> _Exercise inputs_
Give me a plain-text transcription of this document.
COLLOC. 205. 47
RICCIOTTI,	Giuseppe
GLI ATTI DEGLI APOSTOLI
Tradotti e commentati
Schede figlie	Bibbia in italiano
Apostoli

> _Exercise aim_
Print out all the entries precisely as written.

> _Task answer_
Give me a plain-text transcription of this document.
COLLOC. 205. 47
RICCIOTTI,	Giuseppe
GLI ATTI DEGLI APOSTOLI
Tradotti e commentati
Schede figlie	Bibbia in italiano
Apostoli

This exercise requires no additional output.